Written task
Below are the records; copy each line in them that holds the word "Tamaño".

Given data
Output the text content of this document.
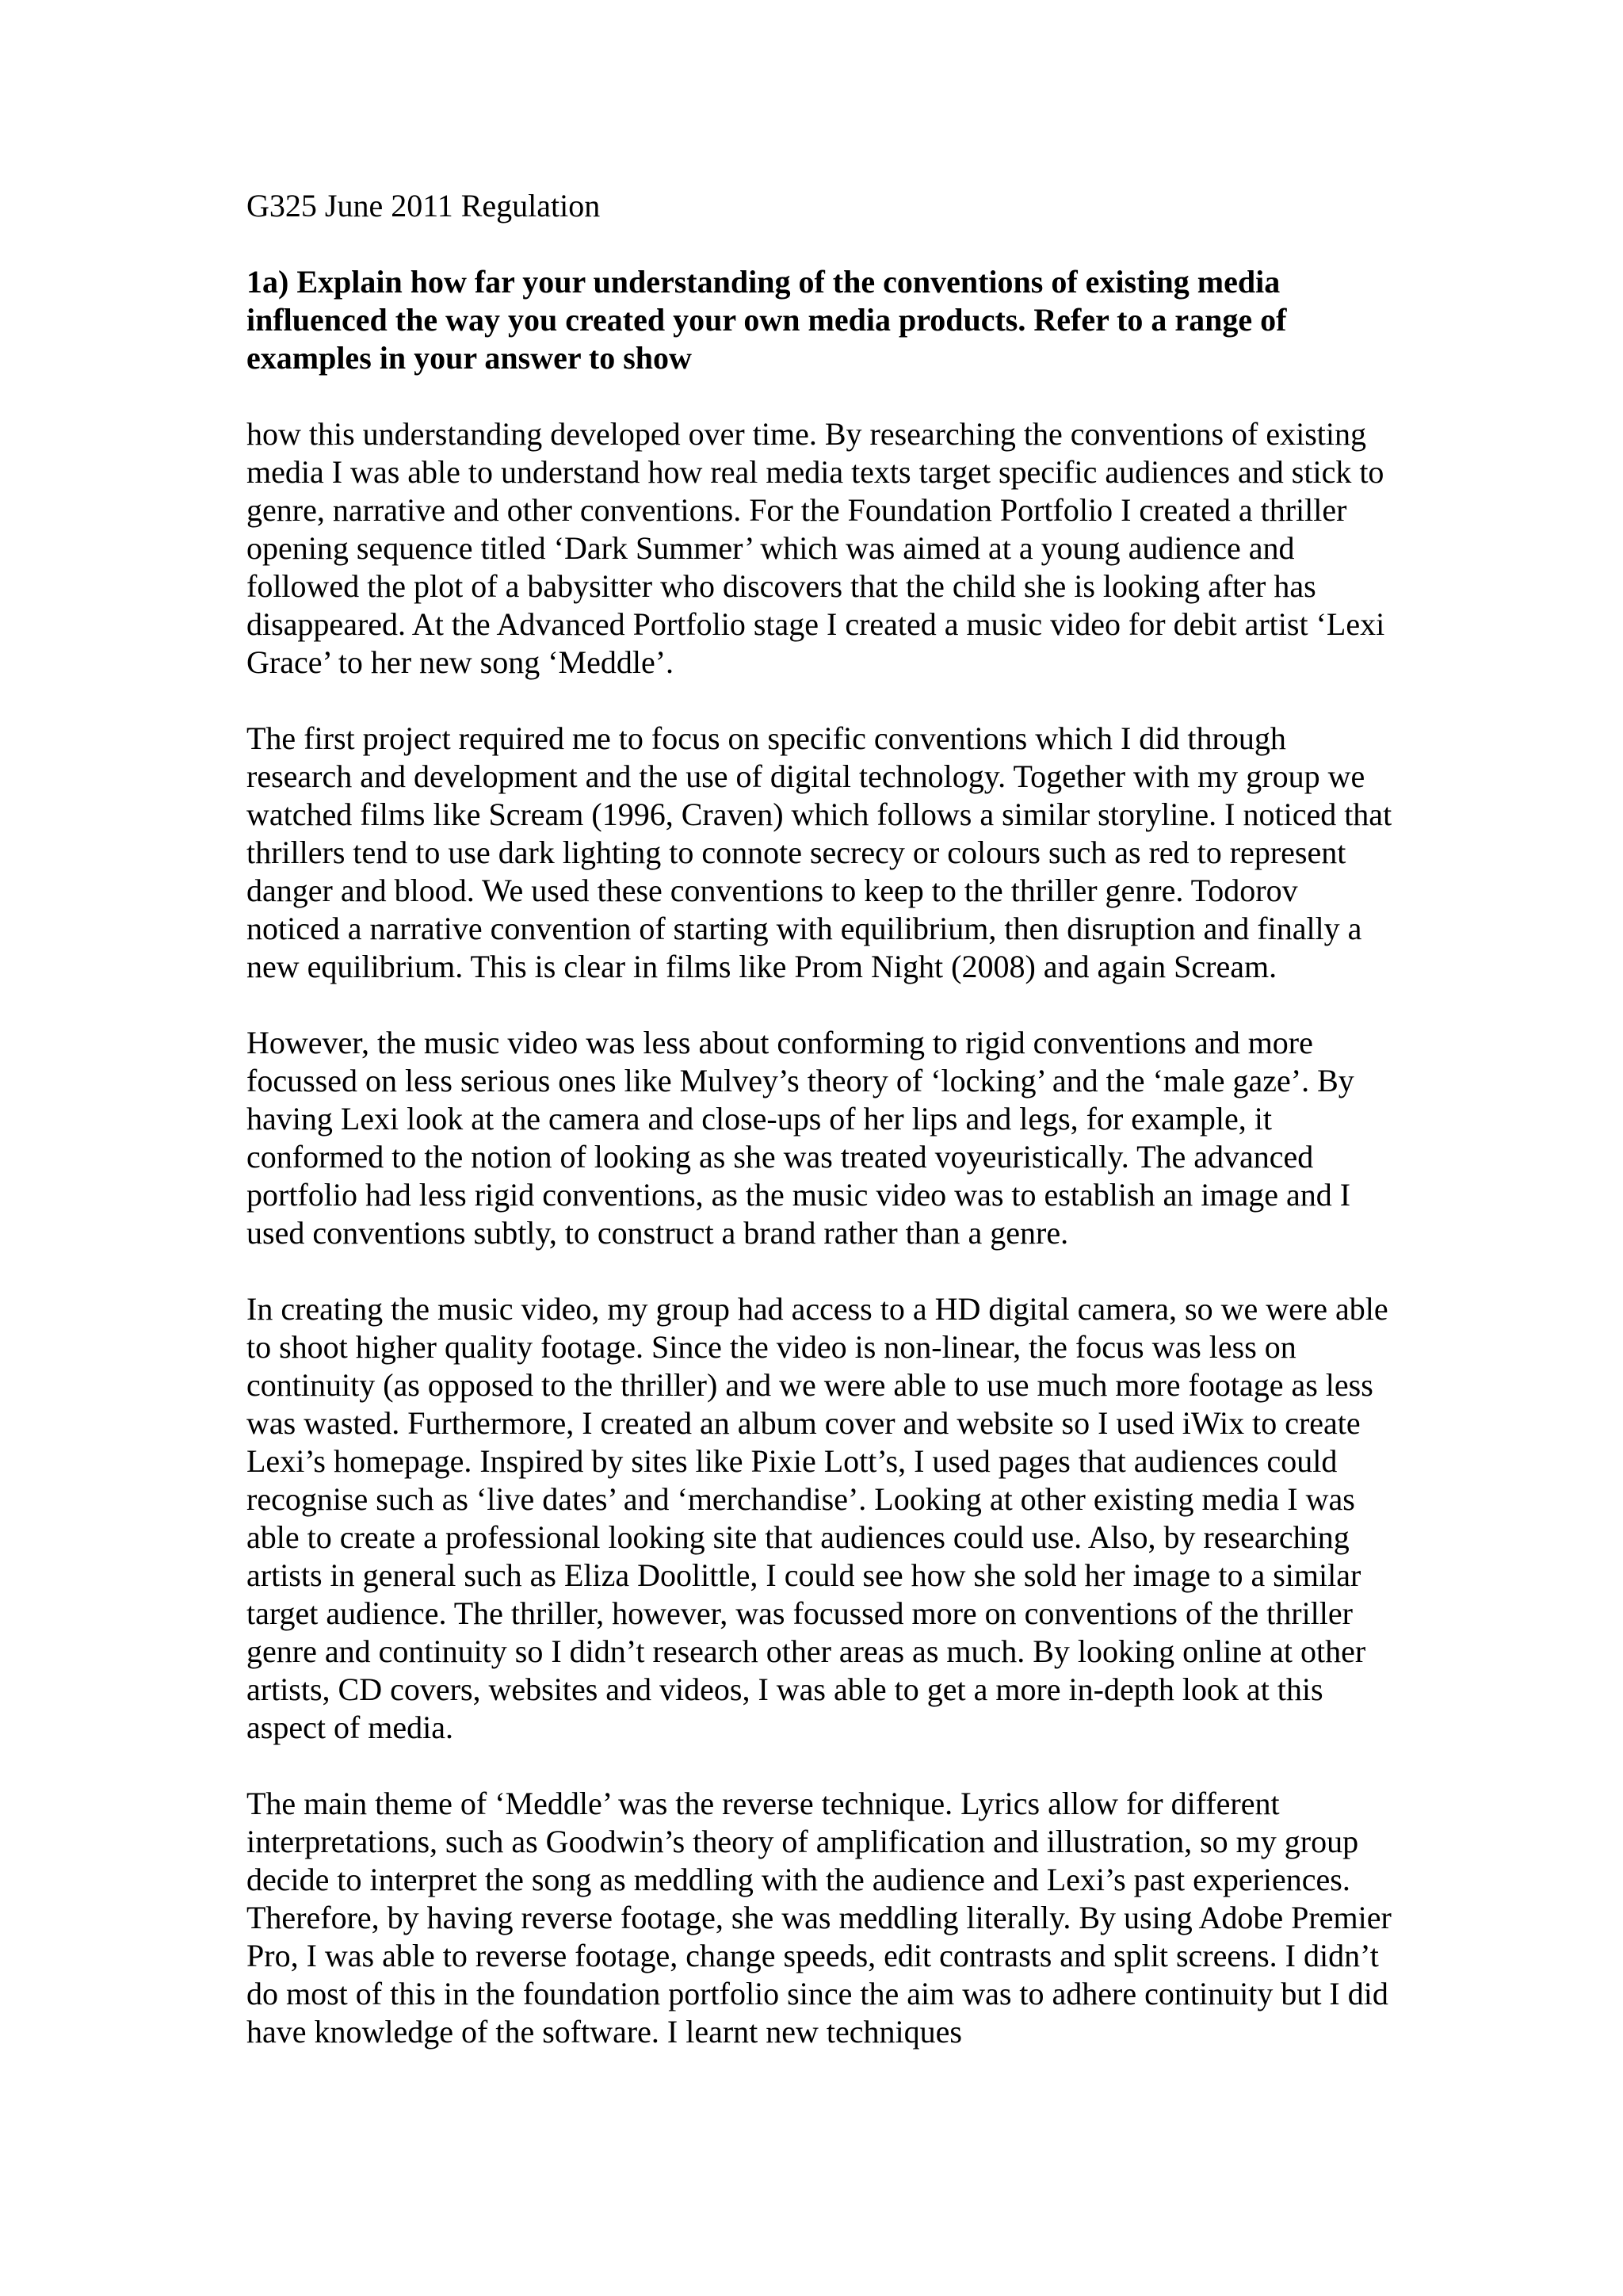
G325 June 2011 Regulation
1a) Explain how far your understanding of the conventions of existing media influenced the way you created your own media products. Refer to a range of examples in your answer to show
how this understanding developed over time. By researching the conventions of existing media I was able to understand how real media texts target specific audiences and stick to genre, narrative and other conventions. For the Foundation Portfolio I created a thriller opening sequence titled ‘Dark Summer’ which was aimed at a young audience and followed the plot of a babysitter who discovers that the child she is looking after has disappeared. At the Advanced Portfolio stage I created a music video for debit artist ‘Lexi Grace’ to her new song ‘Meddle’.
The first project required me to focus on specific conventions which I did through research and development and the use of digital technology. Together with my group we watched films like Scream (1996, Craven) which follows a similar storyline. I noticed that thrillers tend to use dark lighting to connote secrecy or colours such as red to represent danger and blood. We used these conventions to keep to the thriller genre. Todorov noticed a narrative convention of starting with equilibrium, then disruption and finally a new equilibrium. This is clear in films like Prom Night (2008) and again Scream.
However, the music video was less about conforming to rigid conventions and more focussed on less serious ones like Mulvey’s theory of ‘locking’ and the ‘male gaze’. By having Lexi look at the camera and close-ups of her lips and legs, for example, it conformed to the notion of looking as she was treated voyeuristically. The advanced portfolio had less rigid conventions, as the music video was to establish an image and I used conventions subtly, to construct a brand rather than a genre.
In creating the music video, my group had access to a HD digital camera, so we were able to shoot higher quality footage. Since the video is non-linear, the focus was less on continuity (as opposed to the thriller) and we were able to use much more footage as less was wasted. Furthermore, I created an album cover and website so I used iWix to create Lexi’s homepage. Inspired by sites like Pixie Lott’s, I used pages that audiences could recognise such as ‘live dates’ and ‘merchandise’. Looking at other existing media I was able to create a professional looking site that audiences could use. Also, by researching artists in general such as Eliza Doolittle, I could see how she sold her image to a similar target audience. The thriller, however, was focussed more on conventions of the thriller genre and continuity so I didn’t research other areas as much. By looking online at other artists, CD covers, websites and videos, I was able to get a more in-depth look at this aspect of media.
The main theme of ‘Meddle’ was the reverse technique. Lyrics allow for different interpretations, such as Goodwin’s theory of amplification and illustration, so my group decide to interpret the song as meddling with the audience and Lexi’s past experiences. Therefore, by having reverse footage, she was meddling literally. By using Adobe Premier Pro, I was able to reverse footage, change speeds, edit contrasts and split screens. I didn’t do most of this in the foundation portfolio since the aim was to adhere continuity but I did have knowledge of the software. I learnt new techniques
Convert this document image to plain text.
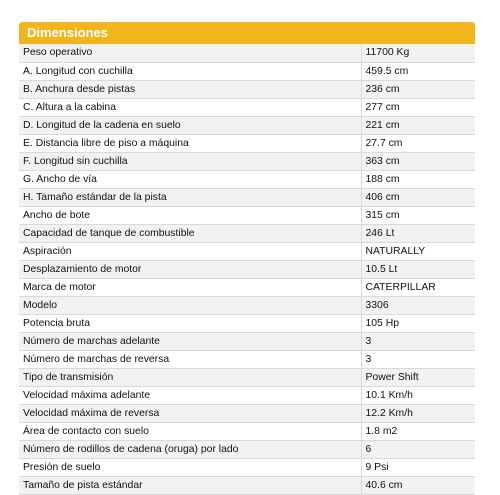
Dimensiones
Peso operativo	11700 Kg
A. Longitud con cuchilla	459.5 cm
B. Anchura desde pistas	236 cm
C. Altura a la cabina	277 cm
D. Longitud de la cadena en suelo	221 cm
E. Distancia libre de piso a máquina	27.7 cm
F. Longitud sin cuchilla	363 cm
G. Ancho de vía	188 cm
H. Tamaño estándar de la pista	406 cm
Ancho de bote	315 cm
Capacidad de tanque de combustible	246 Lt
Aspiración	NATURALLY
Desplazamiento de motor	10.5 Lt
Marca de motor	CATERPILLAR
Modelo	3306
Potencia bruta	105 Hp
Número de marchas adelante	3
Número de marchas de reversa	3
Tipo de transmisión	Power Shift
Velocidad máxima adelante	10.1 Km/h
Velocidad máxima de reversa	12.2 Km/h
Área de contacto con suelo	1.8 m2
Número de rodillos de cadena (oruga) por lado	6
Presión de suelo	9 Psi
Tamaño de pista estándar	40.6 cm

Answer in full
H. Tamaño estándar de la pista	406 cm
Tamaño de pista estándar	40.6 cm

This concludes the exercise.